Reproduce each line from the records that holds "STAPS".

◆ **The records**
--- START ---
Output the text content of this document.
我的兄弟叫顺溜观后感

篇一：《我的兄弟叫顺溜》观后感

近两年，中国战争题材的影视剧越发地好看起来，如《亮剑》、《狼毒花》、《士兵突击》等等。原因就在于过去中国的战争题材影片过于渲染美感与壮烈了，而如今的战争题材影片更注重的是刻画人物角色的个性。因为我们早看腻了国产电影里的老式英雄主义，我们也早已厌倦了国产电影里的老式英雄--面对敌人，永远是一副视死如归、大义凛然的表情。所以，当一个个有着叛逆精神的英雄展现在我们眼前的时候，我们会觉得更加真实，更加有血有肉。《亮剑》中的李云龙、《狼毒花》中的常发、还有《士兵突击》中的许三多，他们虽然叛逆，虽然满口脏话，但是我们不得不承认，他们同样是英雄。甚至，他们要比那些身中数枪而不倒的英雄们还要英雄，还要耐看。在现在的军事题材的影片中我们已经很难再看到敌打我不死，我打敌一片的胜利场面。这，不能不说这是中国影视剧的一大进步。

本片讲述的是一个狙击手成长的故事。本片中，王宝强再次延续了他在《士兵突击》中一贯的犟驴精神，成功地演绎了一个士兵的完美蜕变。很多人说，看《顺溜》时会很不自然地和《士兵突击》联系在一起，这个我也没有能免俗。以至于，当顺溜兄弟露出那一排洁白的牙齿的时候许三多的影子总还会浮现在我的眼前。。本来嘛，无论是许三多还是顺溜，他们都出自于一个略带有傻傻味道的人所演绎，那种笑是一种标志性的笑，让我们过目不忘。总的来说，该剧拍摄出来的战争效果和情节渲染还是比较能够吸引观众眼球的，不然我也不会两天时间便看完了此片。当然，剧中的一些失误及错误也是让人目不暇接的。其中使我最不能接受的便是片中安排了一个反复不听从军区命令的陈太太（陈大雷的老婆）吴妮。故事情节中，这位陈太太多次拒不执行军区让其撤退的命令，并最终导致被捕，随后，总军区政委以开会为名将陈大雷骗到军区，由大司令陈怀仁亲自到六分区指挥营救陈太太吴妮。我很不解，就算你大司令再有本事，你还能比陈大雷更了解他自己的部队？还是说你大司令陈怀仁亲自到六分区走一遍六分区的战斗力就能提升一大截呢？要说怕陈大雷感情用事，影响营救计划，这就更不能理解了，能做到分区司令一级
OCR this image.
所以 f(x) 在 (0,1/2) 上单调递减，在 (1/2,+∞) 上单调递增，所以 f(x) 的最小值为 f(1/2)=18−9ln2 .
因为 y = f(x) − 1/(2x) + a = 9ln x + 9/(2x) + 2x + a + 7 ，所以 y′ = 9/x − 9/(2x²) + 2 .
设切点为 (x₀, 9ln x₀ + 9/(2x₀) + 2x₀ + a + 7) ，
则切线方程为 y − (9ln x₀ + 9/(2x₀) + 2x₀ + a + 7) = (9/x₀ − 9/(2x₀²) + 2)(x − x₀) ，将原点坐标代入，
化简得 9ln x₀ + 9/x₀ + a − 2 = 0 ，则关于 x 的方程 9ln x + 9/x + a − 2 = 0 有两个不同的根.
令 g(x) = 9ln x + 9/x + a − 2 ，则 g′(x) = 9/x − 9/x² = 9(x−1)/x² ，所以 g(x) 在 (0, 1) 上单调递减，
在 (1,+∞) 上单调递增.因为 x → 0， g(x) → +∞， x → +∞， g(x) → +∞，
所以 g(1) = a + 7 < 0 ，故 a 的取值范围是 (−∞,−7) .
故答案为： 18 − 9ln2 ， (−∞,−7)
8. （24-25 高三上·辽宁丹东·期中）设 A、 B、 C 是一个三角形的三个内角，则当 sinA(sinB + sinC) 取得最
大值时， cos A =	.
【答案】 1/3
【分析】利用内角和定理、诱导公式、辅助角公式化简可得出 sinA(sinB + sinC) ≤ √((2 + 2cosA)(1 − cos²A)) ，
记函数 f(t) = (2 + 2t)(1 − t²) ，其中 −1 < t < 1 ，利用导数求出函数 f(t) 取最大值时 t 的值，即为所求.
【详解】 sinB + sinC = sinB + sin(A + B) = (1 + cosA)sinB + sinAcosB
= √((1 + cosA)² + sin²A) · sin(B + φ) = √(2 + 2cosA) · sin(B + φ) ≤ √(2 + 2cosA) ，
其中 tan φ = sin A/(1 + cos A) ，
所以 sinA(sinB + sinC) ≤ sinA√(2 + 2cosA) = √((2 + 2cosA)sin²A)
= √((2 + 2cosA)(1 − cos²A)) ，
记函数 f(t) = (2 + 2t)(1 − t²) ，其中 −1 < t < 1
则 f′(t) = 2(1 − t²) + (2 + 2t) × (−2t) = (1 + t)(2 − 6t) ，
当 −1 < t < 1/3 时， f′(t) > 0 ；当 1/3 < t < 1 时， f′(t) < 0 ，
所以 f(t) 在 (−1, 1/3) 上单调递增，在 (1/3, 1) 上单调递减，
--- END ---
--- START ---
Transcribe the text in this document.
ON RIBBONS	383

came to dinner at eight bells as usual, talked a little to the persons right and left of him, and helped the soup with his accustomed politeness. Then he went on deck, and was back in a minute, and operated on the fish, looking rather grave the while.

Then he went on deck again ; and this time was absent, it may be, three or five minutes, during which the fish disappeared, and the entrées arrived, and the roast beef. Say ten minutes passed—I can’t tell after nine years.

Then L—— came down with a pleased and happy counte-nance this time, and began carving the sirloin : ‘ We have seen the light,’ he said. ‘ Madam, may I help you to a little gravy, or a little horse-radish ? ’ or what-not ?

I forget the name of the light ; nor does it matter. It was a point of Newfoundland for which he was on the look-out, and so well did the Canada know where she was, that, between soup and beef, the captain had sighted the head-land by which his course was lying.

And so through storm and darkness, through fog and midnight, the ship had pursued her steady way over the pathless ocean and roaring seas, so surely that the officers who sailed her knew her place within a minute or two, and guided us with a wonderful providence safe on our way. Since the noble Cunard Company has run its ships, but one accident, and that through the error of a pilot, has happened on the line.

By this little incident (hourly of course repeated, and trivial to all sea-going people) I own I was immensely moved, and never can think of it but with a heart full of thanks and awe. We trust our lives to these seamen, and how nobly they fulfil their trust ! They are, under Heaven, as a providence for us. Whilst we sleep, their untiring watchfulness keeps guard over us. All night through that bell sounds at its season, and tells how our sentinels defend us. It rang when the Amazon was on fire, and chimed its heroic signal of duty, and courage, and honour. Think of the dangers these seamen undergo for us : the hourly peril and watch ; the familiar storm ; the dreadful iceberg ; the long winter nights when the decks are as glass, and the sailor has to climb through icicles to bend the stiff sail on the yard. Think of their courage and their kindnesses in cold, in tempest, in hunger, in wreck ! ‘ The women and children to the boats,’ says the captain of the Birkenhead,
--- END ---
--- START ---
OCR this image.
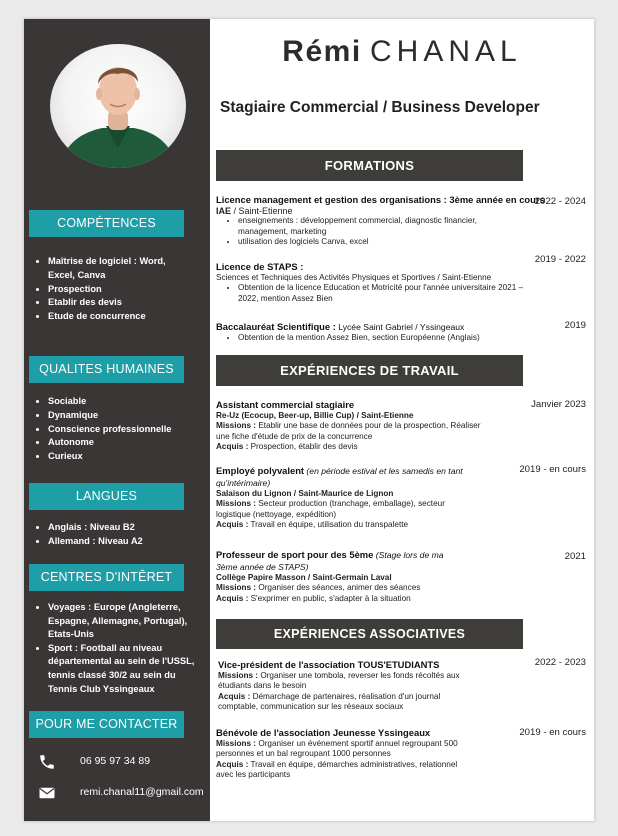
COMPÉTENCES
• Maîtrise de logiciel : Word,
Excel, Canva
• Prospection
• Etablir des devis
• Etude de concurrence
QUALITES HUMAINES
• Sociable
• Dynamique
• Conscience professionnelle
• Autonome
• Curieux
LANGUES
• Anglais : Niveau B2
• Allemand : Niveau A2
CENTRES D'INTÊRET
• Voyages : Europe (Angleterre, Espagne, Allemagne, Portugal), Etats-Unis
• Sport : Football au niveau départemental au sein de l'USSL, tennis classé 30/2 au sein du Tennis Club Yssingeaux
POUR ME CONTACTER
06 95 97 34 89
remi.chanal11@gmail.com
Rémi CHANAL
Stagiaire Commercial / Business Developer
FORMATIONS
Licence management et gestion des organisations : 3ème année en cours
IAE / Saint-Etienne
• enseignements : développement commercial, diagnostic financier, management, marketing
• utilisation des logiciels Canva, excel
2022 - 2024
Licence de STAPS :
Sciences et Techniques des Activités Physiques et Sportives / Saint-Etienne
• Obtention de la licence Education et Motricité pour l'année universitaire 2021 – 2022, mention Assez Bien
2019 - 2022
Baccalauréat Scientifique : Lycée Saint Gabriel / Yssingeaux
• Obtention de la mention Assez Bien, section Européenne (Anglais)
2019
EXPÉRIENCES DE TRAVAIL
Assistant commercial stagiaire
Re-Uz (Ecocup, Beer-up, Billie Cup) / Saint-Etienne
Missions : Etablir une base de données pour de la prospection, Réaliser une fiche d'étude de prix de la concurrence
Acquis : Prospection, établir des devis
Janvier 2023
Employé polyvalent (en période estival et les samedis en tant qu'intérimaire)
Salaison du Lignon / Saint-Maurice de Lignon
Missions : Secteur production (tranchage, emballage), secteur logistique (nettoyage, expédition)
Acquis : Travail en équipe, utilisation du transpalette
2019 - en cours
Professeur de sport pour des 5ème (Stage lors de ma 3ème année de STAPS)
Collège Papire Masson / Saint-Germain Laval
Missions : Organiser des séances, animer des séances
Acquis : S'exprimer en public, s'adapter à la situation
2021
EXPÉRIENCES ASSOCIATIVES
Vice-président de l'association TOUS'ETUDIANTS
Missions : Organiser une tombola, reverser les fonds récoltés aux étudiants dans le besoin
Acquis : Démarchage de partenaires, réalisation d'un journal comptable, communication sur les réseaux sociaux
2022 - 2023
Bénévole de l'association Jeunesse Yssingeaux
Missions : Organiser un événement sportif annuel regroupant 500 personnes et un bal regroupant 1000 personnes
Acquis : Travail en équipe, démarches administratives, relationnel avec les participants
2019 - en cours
--- END ---
◆ **Response below**
Licence de STAPS :
Professeur de sport pour des 5ème (Stage lors de ma 3ème année de STAPS)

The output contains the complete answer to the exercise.